[Stored items]
- - - - - - -
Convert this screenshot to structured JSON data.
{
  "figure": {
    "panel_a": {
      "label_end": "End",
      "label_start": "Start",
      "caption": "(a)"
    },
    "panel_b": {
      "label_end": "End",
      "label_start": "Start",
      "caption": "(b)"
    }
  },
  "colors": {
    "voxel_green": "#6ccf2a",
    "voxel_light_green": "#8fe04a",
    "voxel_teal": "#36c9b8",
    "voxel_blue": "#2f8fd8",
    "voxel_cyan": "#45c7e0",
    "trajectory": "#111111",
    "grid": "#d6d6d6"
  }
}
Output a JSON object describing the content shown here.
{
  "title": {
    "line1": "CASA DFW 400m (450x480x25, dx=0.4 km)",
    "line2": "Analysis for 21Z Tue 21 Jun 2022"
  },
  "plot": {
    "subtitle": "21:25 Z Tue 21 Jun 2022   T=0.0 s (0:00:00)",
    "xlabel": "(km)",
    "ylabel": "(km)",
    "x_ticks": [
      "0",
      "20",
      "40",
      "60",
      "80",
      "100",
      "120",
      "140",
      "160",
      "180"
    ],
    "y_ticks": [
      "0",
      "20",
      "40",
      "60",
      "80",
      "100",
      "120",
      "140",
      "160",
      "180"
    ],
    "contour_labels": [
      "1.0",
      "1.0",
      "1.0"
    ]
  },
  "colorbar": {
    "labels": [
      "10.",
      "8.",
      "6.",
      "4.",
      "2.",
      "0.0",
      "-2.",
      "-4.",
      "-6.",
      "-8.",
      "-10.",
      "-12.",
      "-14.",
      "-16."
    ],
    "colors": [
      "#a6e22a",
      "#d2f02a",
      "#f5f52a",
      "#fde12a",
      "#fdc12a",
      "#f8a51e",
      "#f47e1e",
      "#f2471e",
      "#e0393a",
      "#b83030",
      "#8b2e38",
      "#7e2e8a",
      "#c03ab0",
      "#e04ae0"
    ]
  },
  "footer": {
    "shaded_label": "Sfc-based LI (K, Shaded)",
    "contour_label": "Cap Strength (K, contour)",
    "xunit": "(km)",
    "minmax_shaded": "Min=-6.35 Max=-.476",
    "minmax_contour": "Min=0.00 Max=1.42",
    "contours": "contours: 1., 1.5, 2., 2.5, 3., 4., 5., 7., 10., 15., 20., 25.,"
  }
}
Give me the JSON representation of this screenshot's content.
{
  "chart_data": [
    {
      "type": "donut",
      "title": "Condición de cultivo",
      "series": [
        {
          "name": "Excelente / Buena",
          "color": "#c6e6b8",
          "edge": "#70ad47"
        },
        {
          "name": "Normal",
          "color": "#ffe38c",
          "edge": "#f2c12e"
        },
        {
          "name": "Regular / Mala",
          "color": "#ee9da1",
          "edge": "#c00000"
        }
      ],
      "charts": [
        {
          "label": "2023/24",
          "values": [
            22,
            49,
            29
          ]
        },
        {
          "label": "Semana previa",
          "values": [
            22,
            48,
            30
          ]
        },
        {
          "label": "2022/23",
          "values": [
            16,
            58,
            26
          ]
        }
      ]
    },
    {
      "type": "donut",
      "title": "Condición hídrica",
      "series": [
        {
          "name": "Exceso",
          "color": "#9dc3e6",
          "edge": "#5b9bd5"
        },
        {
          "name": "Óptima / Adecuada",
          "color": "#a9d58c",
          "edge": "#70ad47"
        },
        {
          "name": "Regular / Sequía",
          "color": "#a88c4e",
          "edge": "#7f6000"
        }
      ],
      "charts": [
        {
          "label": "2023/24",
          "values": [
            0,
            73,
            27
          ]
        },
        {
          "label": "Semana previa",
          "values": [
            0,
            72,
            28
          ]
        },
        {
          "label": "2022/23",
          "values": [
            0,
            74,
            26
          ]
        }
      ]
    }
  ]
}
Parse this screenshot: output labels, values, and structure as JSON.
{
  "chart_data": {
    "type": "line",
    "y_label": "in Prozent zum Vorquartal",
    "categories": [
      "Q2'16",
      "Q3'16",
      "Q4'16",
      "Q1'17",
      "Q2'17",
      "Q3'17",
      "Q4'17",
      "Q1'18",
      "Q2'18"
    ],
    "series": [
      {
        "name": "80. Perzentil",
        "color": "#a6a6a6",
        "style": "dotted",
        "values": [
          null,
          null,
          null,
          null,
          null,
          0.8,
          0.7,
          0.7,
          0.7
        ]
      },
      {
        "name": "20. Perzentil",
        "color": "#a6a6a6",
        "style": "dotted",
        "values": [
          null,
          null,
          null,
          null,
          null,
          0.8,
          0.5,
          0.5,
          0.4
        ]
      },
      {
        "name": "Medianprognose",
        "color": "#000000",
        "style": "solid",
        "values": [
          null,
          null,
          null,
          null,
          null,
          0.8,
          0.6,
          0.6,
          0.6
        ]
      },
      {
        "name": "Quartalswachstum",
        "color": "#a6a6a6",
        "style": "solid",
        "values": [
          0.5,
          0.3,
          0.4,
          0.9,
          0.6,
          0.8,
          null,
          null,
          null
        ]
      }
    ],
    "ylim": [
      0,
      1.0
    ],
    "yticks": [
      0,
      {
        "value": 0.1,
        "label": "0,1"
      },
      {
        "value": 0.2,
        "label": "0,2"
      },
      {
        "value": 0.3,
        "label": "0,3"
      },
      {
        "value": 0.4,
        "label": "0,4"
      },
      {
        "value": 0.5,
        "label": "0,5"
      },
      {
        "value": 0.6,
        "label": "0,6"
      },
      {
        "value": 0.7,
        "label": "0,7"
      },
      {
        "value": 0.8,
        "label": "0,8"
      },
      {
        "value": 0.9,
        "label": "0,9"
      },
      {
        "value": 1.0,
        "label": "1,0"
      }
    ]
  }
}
- - - - - - -
Scan the material and collect every line that contains "edge".

          "edge": "#70ad47"
          "edge": "#f2c12e"
          "edge": "#c00000"
          "edge": "#5b9bd5"
          "edge": "#70ad47"
          "edge": "#7f6000"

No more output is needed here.